▶ _Exercise directions_
Extract every line that contains the word "Carlson".

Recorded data
------------------------------

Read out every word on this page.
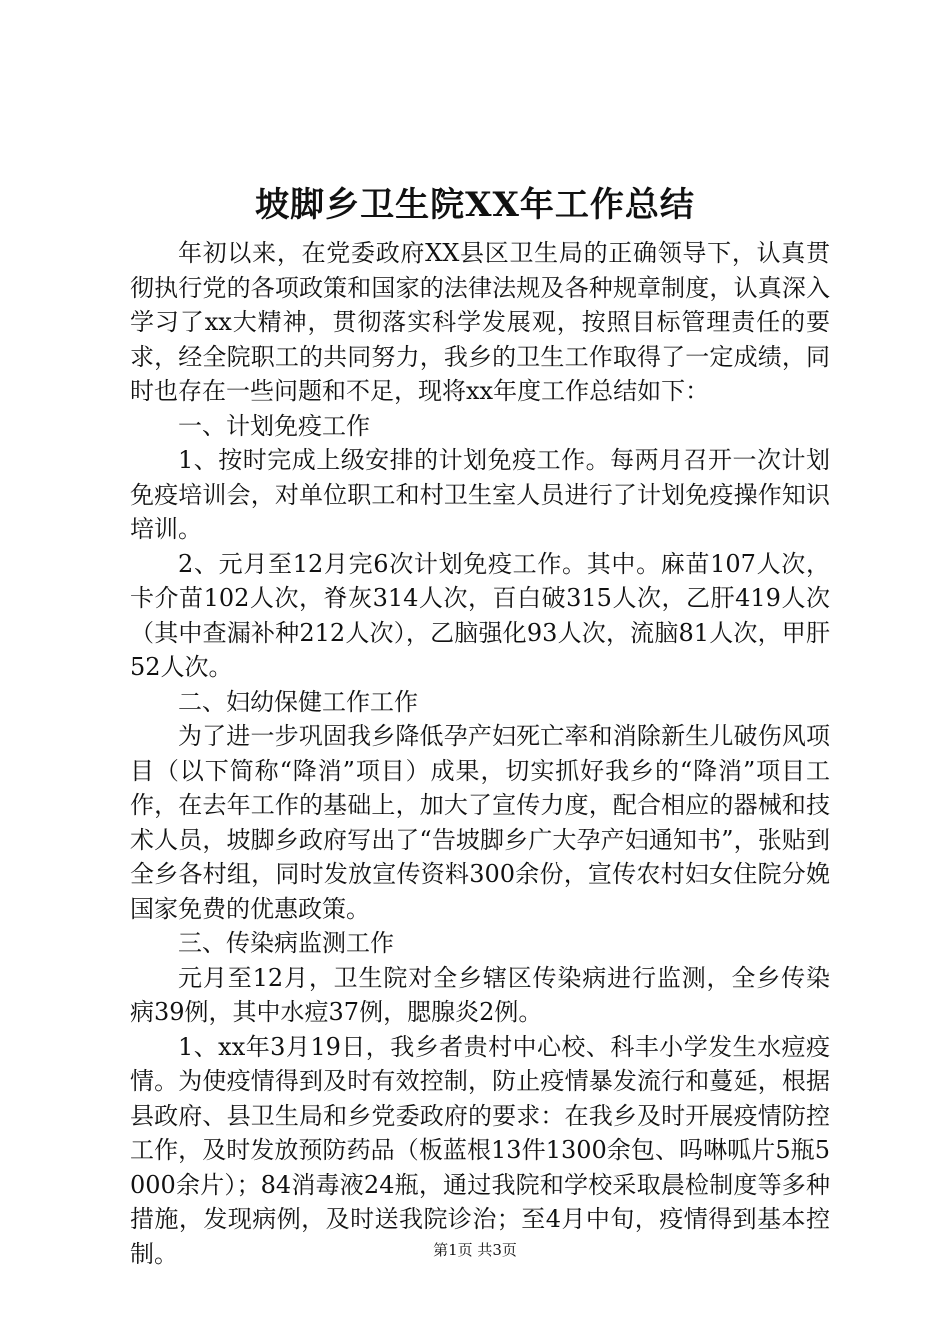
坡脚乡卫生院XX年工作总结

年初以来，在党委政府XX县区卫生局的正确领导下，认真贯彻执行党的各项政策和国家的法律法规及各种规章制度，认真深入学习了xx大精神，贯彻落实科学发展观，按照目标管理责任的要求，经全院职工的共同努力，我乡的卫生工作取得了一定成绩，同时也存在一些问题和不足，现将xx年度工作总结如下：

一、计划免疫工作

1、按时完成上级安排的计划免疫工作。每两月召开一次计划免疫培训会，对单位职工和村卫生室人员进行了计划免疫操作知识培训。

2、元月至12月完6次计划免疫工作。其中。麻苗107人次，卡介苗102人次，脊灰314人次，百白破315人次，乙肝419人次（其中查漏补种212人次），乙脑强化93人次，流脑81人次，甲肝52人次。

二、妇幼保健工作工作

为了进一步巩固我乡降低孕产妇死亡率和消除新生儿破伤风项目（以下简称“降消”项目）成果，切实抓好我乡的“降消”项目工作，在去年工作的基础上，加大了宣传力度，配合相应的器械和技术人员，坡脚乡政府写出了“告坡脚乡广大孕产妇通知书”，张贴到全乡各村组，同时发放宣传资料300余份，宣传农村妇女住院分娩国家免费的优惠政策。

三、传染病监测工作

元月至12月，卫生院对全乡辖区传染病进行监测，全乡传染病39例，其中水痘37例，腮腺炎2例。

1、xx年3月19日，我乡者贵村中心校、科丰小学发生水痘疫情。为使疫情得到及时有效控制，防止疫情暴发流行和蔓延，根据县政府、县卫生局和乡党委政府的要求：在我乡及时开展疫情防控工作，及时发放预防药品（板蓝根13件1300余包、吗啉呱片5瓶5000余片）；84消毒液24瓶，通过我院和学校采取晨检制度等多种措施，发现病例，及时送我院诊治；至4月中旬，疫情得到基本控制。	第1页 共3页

------------------------------

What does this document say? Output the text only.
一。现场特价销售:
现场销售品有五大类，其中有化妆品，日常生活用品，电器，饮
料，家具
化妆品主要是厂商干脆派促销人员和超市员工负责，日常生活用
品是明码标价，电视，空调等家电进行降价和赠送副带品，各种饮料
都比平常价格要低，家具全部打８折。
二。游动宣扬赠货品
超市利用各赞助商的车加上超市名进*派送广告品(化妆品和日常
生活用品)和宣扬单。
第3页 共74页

------------------------------

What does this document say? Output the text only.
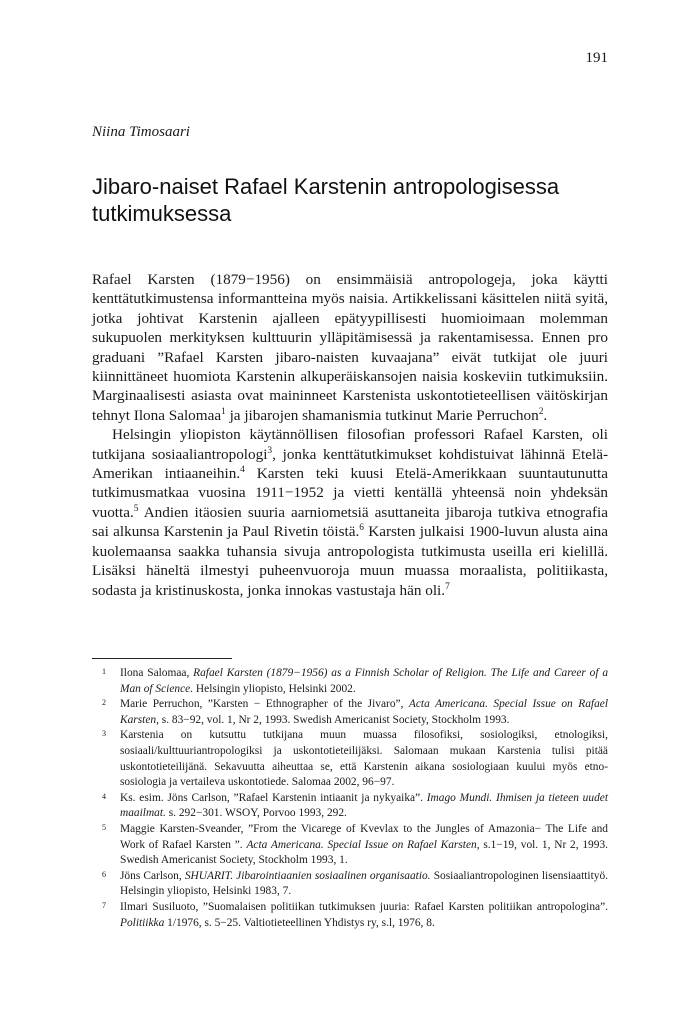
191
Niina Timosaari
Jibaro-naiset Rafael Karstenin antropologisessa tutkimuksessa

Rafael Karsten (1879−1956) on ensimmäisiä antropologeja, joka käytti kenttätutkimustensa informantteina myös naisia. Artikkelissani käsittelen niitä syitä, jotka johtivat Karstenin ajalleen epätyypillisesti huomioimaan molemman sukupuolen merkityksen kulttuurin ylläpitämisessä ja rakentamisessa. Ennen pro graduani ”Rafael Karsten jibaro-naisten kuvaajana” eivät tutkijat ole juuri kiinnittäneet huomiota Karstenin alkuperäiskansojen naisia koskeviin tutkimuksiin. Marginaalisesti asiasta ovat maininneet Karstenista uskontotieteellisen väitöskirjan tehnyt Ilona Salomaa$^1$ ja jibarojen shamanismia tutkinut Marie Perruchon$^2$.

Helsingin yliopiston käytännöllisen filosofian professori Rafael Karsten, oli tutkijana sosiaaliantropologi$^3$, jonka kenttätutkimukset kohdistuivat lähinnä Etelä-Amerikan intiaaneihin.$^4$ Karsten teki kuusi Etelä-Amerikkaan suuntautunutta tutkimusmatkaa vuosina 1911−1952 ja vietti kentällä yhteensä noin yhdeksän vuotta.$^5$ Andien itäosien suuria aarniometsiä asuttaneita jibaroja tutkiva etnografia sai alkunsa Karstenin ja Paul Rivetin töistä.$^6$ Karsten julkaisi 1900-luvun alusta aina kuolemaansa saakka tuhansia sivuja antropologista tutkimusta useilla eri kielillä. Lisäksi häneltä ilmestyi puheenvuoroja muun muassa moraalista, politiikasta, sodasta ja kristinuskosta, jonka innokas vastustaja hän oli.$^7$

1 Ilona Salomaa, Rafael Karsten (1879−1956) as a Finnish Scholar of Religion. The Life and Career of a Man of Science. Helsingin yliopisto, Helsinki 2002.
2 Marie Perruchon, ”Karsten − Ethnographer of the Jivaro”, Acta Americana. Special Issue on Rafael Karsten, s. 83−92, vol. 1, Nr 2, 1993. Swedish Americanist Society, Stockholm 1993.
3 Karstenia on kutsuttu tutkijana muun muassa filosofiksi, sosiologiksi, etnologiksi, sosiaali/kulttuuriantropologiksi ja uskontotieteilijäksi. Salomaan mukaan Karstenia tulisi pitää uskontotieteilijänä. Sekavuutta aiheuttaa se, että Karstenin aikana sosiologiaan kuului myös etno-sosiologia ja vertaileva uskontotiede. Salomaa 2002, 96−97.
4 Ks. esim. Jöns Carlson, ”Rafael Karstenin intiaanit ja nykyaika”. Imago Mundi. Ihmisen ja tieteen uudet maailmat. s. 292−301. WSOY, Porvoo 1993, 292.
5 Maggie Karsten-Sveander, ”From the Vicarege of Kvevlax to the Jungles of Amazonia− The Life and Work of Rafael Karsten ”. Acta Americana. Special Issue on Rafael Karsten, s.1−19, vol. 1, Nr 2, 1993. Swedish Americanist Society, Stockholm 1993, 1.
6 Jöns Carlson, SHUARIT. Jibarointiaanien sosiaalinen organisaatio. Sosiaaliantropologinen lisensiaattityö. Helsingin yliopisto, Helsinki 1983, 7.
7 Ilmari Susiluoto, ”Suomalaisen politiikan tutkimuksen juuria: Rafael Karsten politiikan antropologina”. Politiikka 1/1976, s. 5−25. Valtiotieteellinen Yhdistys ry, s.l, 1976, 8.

------------------------------

▶ _Reply to the task_
4 Ks. esim. Jöns Carlson, ”Rafael Karstenin intiaanit ja nykyaika”. Imago Mundi. Ihmisen ja tieteen uudet maailmat. s. 292−301. WSOY, Porvoo 1993, 292.
6 Jöns Carlson, SHUARIT. Jibarointiaanien sosiaalinen organisaatio. Sosiaaliantropologinen lisensiaattityö. Helsingin yliopisto, Helsinki 1983, 7.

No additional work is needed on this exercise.